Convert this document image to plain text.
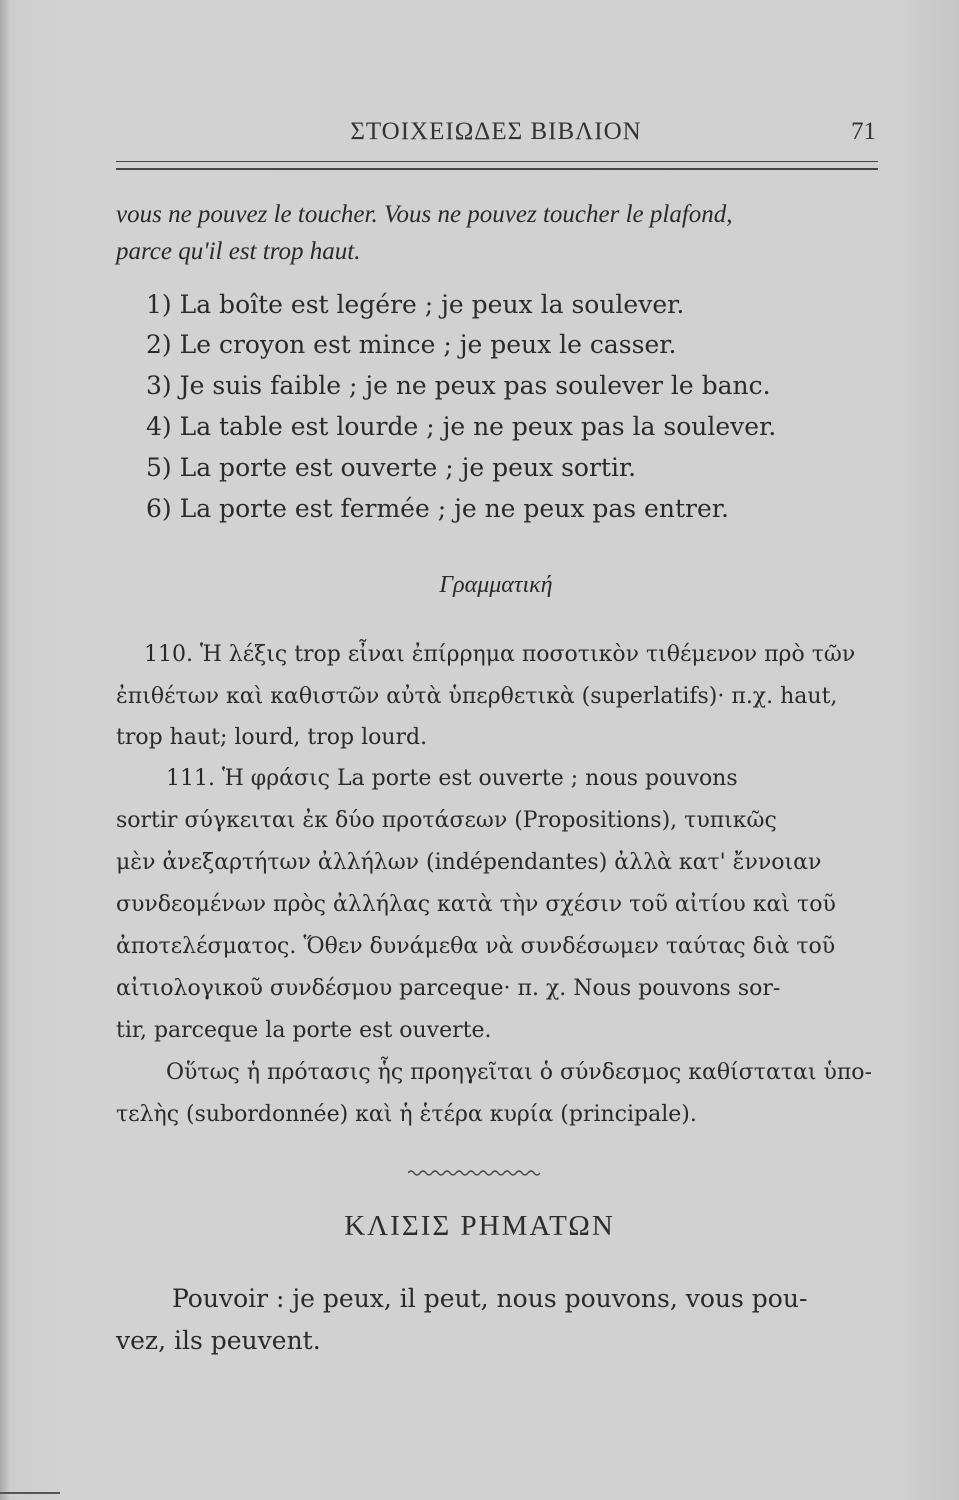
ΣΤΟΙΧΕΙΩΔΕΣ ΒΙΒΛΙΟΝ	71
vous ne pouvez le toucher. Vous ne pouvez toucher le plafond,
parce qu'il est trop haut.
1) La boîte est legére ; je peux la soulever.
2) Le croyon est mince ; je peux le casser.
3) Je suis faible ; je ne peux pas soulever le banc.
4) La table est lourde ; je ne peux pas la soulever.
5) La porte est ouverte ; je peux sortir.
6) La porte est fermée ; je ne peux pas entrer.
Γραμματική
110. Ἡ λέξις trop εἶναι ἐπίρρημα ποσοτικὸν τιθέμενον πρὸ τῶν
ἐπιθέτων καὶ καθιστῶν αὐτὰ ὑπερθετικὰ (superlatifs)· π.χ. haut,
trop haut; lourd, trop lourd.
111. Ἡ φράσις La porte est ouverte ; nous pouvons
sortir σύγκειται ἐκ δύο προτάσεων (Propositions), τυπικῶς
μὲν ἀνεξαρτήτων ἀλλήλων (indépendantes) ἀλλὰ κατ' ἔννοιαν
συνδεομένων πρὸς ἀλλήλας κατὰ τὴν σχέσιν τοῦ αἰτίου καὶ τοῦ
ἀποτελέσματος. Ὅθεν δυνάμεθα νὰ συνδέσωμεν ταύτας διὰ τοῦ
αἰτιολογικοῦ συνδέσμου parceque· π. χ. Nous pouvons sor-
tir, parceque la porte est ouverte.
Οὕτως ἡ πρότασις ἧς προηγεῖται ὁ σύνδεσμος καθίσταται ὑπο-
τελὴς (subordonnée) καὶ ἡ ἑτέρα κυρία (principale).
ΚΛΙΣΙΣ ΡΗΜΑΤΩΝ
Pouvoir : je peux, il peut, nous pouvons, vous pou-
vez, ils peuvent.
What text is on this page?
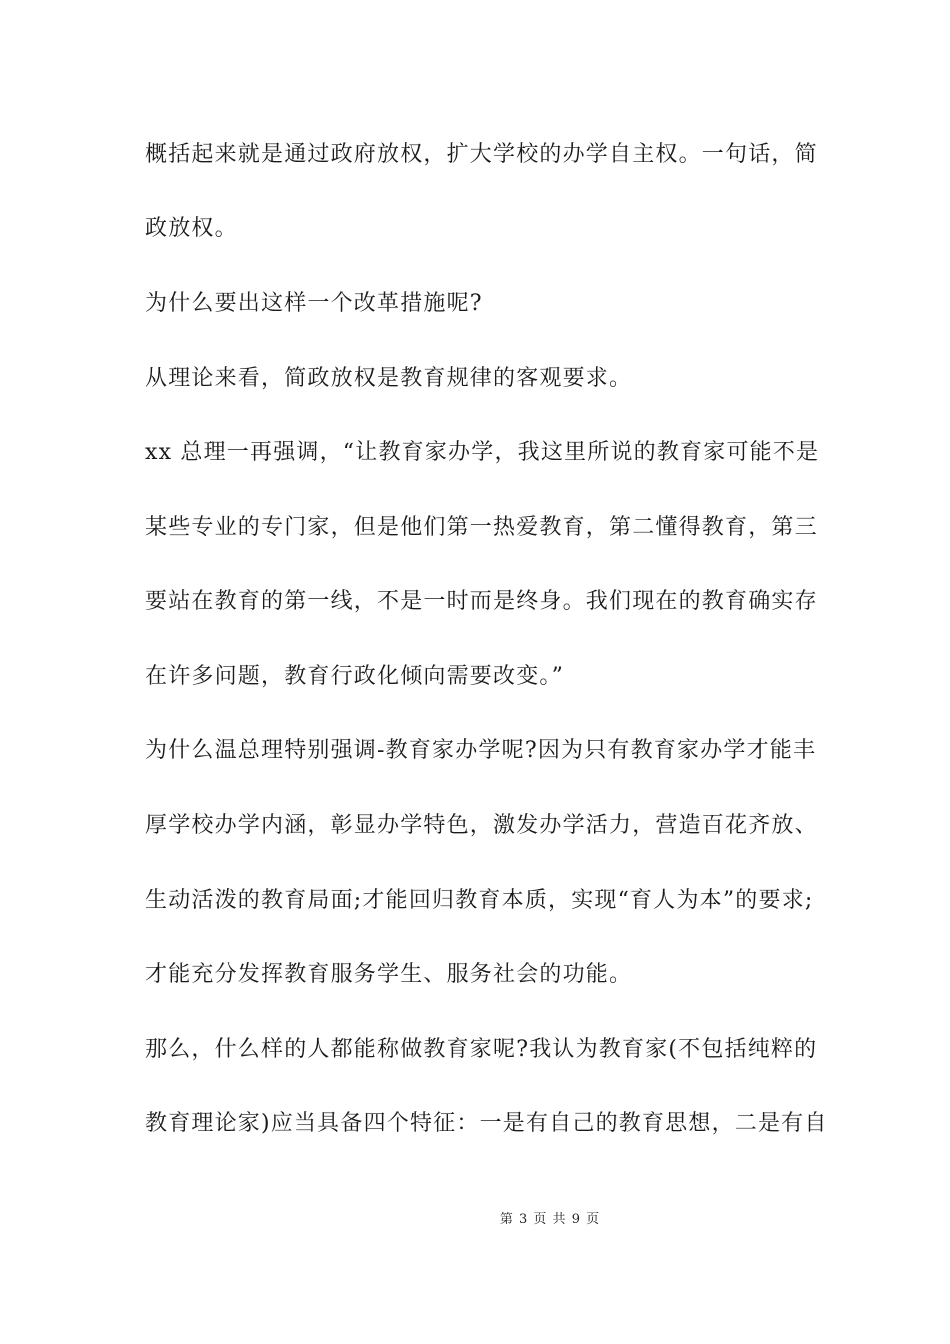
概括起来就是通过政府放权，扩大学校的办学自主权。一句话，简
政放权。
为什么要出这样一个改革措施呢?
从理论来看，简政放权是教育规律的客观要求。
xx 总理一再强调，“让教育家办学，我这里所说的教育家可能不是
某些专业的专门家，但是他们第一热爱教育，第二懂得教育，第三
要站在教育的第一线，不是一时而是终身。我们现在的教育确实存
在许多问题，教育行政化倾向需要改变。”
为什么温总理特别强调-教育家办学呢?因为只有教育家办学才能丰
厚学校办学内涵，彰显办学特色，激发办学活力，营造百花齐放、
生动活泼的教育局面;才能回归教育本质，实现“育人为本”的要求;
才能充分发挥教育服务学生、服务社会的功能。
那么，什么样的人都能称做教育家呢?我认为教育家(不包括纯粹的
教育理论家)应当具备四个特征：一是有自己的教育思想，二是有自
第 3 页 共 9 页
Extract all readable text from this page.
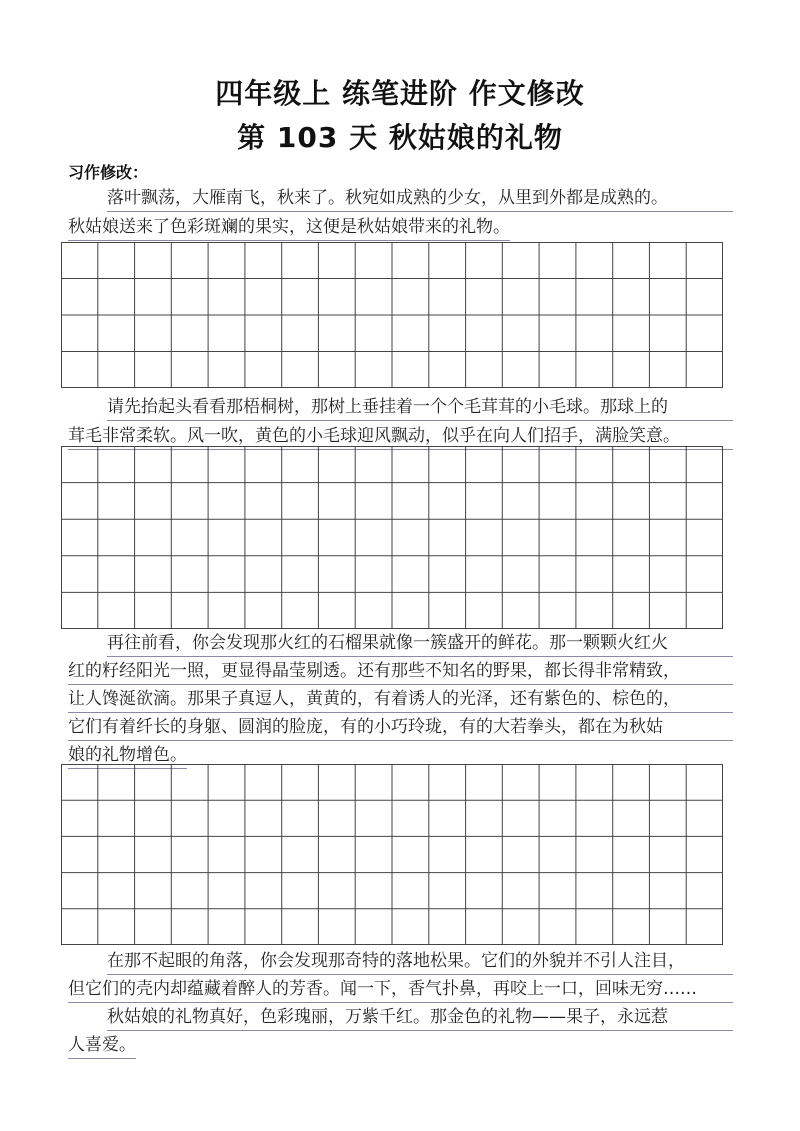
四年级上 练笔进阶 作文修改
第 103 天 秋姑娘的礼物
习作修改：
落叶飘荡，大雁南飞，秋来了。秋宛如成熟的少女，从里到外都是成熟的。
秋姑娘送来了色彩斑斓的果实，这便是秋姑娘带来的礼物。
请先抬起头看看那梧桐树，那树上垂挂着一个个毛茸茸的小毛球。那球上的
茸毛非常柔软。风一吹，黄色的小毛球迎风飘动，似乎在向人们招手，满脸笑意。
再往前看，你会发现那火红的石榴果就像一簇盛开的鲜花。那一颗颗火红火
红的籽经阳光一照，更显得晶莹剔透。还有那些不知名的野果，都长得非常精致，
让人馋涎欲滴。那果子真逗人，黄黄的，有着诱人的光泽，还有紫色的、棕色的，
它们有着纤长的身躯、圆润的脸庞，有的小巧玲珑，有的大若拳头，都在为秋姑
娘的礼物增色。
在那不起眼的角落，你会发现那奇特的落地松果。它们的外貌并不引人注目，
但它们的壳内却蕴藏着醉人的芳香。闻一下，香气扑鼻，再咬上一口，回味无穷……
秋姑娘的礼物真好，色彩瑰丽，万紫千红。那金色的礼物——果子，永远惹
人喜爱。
______
* What is needed *
Reproduce the entries above word for word. Pictures stay out.

* Expected output *
Convert this document image to plain text.
ΣΤΟΙΧΕΙΩΔΕΣ ΒΙΒΛΙΟΝ	71
vous ne pouvez le toucher. Vous ne pouvez toucher le plafond,
parce qu'il est trop haut.
1) La boîte est legére ; je peux la soulever.
2) Le croyon est mince ; je peux le casser.
3) Je suis faible ; je ne peux pas soulever le banc.
4) La table est lourde ; je ne peux pas la soulever.
5) La porte est ouverte ; je peux sortir.
6) La porte est fermée ; je ne peux pas entrer.
Γραμματική
110. Ἡ λέξις trop εἶναι ἐπίρρημα ποσοτικὸν τιθέμενον πρὸ τῶν
ἐπιθέτων καὶ καθιστῶν αὐτὰ ὑπερθετικὰ (superlatifs)· π.χ. haut,
trop haut; lourd, trop lourd.
111. Ἡ φράσις La porte est ouverte ; nous pouvons
sortir σύγκειται ἐκ δύο προτάσεων (Propositions), τυπικῶς
μὲν ἀνεξαρτήτων ἀλλήλων (indépendantes) ἀλλὰ κατ' ἔννοιαν
συνδεομένων πρὸς ἀλλήλας κατὰ τὴν σχέσιν τοῦ αἰτίου καὶ τοῦ
ἀποτελέσματος. Ὅθεν δυνάμεθα νὰ συνδέσωμεν ταύτας διὰ τοῦ
αἰτιολογικοῦ συνδέσμου parceque· π. χ. Nous pouvons sor-
tir, parceque la porte est ouverte.
Οὕτως ἡ πρότασις ἧς προηγεῖται ὁ σύνδεσμος καθίσταται ὑπο-
τελὴς (subordonnée) καὶ ἡ ἑτέρα κυρία (principale).
ΚΛΙΣΙΣ ΡΗΜΑΤΩΝ
Pouvoir : je peux, il peut, nous pouvons, vous pou-
vez, ils peuvent.
What text is on this page?
概括起来就是通过政府放权，扩大学校的办学自主权。一句话，简
政放权。
为什么要出这样一个改革措施呢?
从理论来看，简政放权是教育规律的客观要求。
xx 总理一再强调，“让教育家办学，我这里所说的教育家可能不是
某些专业的专门家，但是他们第一热爱教育，第二懂得教育，第三
要站在教育的第一线，不是一时而是终身。我们现在的教育确实存
在许多问题，教育行政化倾向需要改变。”
为什么温总理特别强调-教育家办学呢?因为只有教育家办学才能丰
厚学校办学内涵，彰显办学特色，激发办学活力，营造百花齐放、
生动活泼的教育局面;才能回归教育本质，实现“育人为本”的要求;
才能充分发挥教育服务学生、服务社会的功能。
那么，什么样的人都能称做教育家呢?我认为教育家(不包括纯粹的
教育理论家)应当具备四个特征：一是有自己的教育思想，二是有自
第 3 页 共 9 页
Extract all readable text from this page.
四年级上 练笔进阶 作文修改
第 103 天 秋姑娘的礼物
习作修改：
落叶飘荡，大雁南飞，秋来了。秋宛如成熟的少女，从里到外都是成熟的。
秋姑娘送来了色彩斑斓的果实，这便是秋姑娘带来的礼物。
请先抬起头看看那梧桐树，那树上垂挂着一个个毛茸茸的小毛球。那球上的
茸毛非常柔软。风一吹，黄色的小毛球迎风飘动，似乎在向人们招手，满脸笑意。
再往前看，你会发现那火红的石榴果就像一簇盛开的鲜花。那一颗颗火红火
红的籽经阳光一照，更显得晶莹剔透。还有那些不知名的野果，都长得非常精致，
让人馋涎欲滴。那果子真逗人，黄黄的，有着诱人的光泽，还有紫色的、棕色的，
它们有着纤长的身躯、圆润的脸庞，有的小巧玲珑，有的大若拳头，都在为秋姑
娘的礼物增色。
在那不起眼的角落，你会发现那奇特的落地松果。它们的外貌并不引人注目，
但它们的壳内却蕴藏着醉人的芳香。闻一下，香气扑鼻，再咬上一口，回味无穷……
秋姑娘的礼物真好，色彩瑰丽，万紫千红。那金色的礼物——果子，永远惹
人喜爱。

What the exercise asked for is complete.